- _Problem to solve_
Leave out the pictures and copy every record exactly.

- _Records supplied_
↓↓↓
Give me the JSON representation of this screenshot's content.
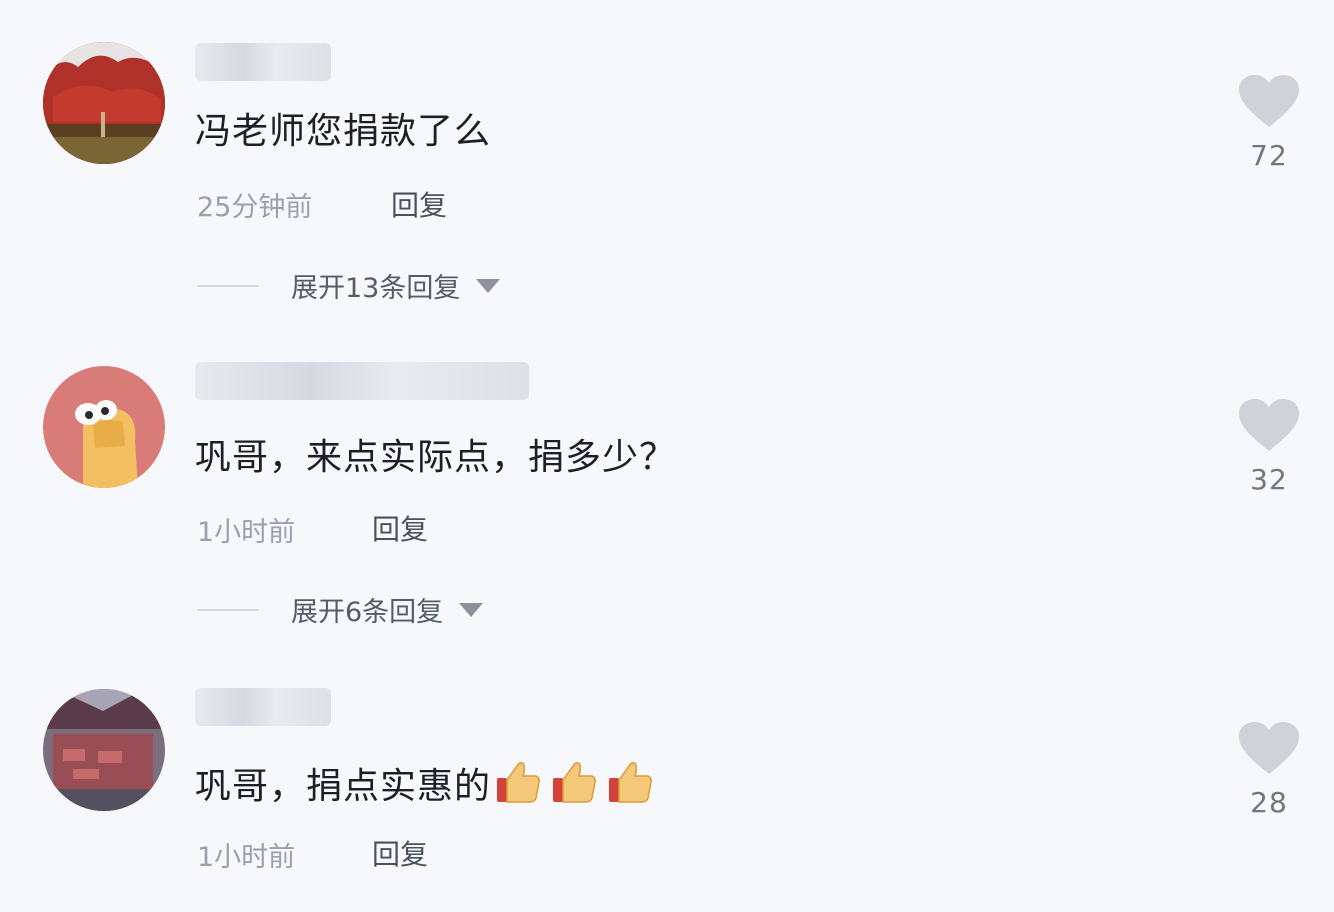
{
  "comments": [
    {
      "text": "冯老师您捐款了么",
      "time": "25分钟前",
      "reply_label": "回复",
      "expand_label": "展开13条回复",
      "likes": "72"
    },
    {
      "text": "巩哥，来点实际点，捐多少？",
      "time": "1小时前",
      "reply_label": "回复",
      "expand_label": "展开6条回复",
      "likes": "32"
    },
    {
      "text": "巩哥，捐点实惠的",
      "emoji": [
        "thumbs-up",
        "thumbs-up",
        "thumbs-up"
      ],
      "time": "1小时前",
      "reply_label": "回复",
      "likes": "28"
    }
  ],
  "colors": {
    "background": "#f7f8fc",
    "heart": "#cfd2d8",
    "muted_text": "#9aa0ad"
  },
  "icons": [
    "heart-icon",
    "chevron-down-icon",
    "thumbs-up-icon"
  ]
}
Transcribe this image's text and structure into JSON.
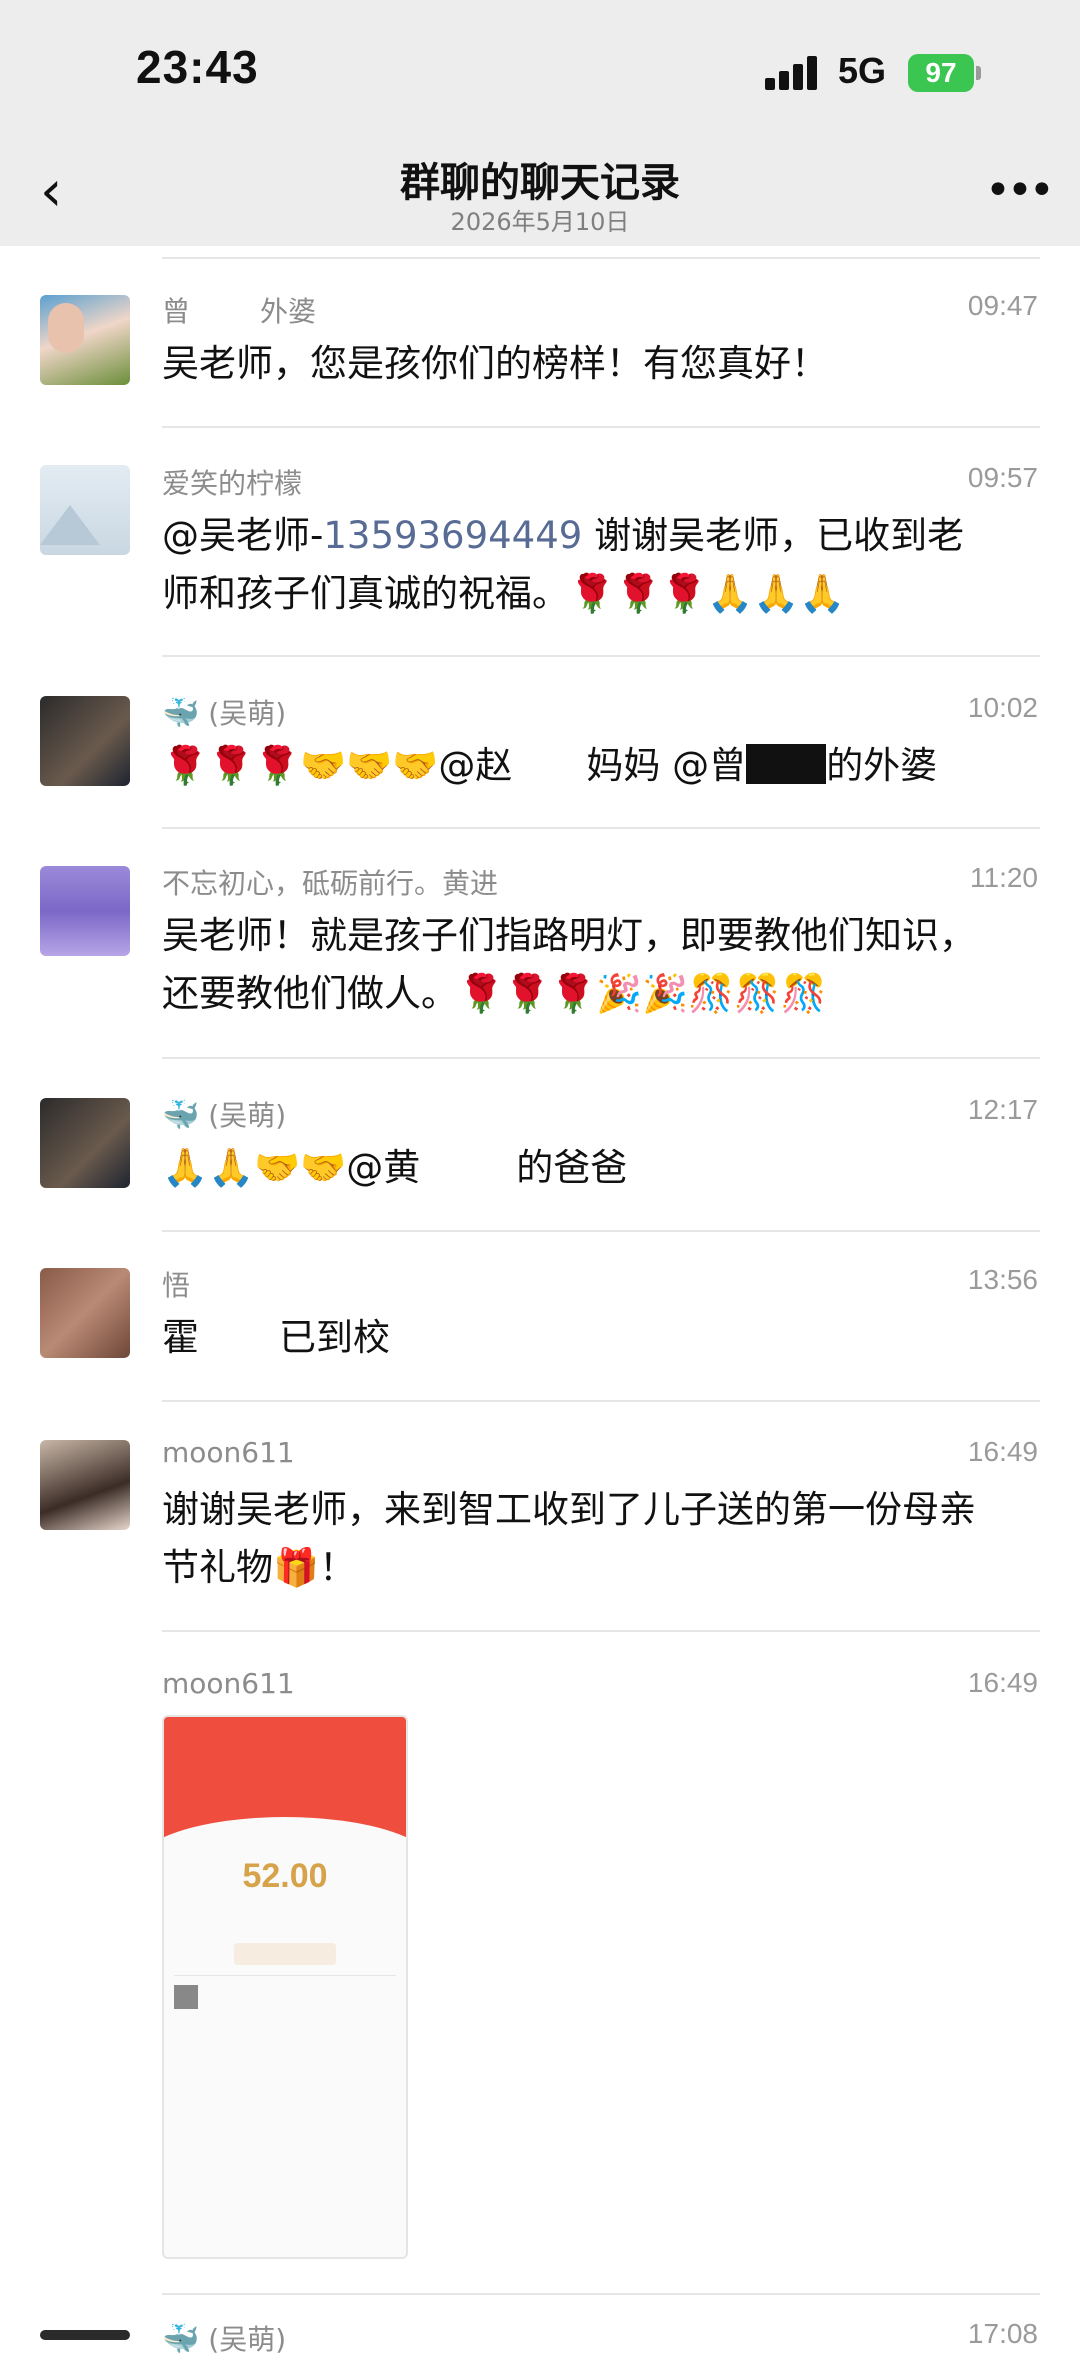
{
  "status": {
    "time": "23:43",
    "network": "5G",
    "battery": "97"
  },
  "nav": {
    "title": "群聊的聊天记录",
    "subtitle": "2026年5月10日"
  },
  "messages": [
    {
      "name_a": "曾",
      "name_b": "外婆",
      "time": "09:47",
      "text": "吴老师，您是孩你们的榜样！有您真好！"
    },
    {
      "name": "爱笑的柠檬",
      "time": "09:57",
      "mention": "@吴老师-",
      "phone": "13593694449",
      "line1_rest": " 谢谢吴老师，已收到老",
      "line2": "师和孩子们真诚的祝福。🌹🌹🌹🙏🙏🙏"
    },
    {
      "name": "(吴萌)",
      "time": "10:02",
      "text_a": "🌹🌹🌹🤝🤝🤝@赵",
      "text_b": "妈妈 @曾",
      "text_c": "的外婆"
    },
    {
      "name": "不忘初心，砥砺前行。黄进",
      "time": "11:20",
      "line1": "吴老师！就是孩子们指路明灯，即要教他们知识，",
      "line2": "还要教他们做人。🌹🌹🌹🎉🎉🎊🎊🎊"
    },
    {
      "name": "(吴萌)",
      "time": "12:17",
      "text_a": "🙏🙏🤝🤝@黄",
      "text_b": "的爸爸"
    },
    {
      "name": "悟",
      "time": "13:56",
      "text_a": "霍",
      "text_b": "已到校"
    },
    {
      "name": "moon611",
      "time": "16:49",
      "line1": "谢谢吴老师，来到智工收到了儿子送的第一份母亲",
      "line2": "节礼物🎁！"
    },
    {
      "name": "moon611",
      "time": "16:49",
      "image_amount": "52.00"
    },
    {
      "name": "(吴萌)",
      "time": "17:08"
    }
  ],
  "colors": {
    "header_bg": "#ededed",
    "link": "#576b95",
    "battery": "#3bc652",
    "red_packet": "#ef4d3d"
  }
}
↑↑↑
- _Solution to the exercise_
Give me the JSON representation of this screenshot's content.
{
  "comments": [
    {
      "text": "冯老师您捐款了么",
      "time": "25分钟前",
      "reply_label": "回复",
      "expand_label": "展开13条回复",
      "likes": "72"
    },
    {
      "text": "巩哥，来点实际点，捐多少？",
      "time": "1小时前",
      "reply_label": "回复",
      "expand_label": "展开6条回复",
      "likes": "32"
    },
    {
      "text": "巩哥，捐点实惠的",
      "emoji": [
        "thumbs-up",
        "thumbs-up",
        "thumbs-up"
      ],
      "time": "1小时前",
      "reply_label": "回复",
      "likes": "28"
    }
  ],
  "colors": {
    "background": "#f7f8fc",
    "heart": "#cfd2d8",
    "muted_text": "#9aa0ad"
  },
  "icons": [
    "heart-icon",
    "chevron-down-icon",
    "thumbs-up-icon"
  ]
}
Transcribe this image's text and structure into JSON.
{
  "status": {
    "time": "23:43",
    "network": "5G",
    "battery": "97"
  },
  "nav": {
    "title": "群聊的聊天记录",
    "subtitle": "2026年5月10日"
  },
  "messages": [
    {
      "name_a": "曾",
      "name_b": "外婆",
      "time": "09:47",
      "text": "吴老师，您是孩你们的榜样！有您真好！"
    },
    {
      "name": "爱笑的柠檬",
      "time": "09:57",
      "mention": "@吴老师-",
      "phone": "13593694449",
      "line1_rest": " 谢谢吴老师，已收到老",
      "line2": "师和孩子们真诚的祝福。🌹🌹🌹🙏🙏🙏"
    },
    {
      "name": "(吴萌)",
      "time": "10:02",
      "text_a": "🌹🌹🌹🤝🤝🤝@赵",
      "text_b": "妈妈 @曾",
      "text_c": "的外婆"
    },
    {
      "name": "不忘初心，砥砺前行。黄进",
      "time": "11:20",
      "line1": "吴老师！就是孩子们指路明灯，即要教他们知识，",
      "line2": "还要教他们做人。🌹🌹🌹🎉🎉🎊🎊🎊"
    },
    {
      "name": "(吴萌)",
      "time": "12:17",
      "text_a": "🙏🙏🤝🤝@黄",
      "text_b": "的爸爸"
    },
    {
      "name": "悟",
      "time": "13:56",
      "text_a": "霍",
      "text_b": "已到校"
    },
    {
      "name": "moon611",
      "time": "16:49",
      "line1": "谢谢吴老师，来到智工收到了儿子送的第一份母亲",
      "line2": "节礼物🎁！"
    },
    {
      "name": "moon611",
      "time": "16:49",
      "image_amount": "52.00"
    },
    {
      "name": "(吴萌)",
      "time": "17:08"
    }
  ],
  "colors": {
    "header_bg": "#ededed",
    "link": "#576b95",
    "battery": "#3bc652",
    "red_packet": "#ef4d3d"
  }
}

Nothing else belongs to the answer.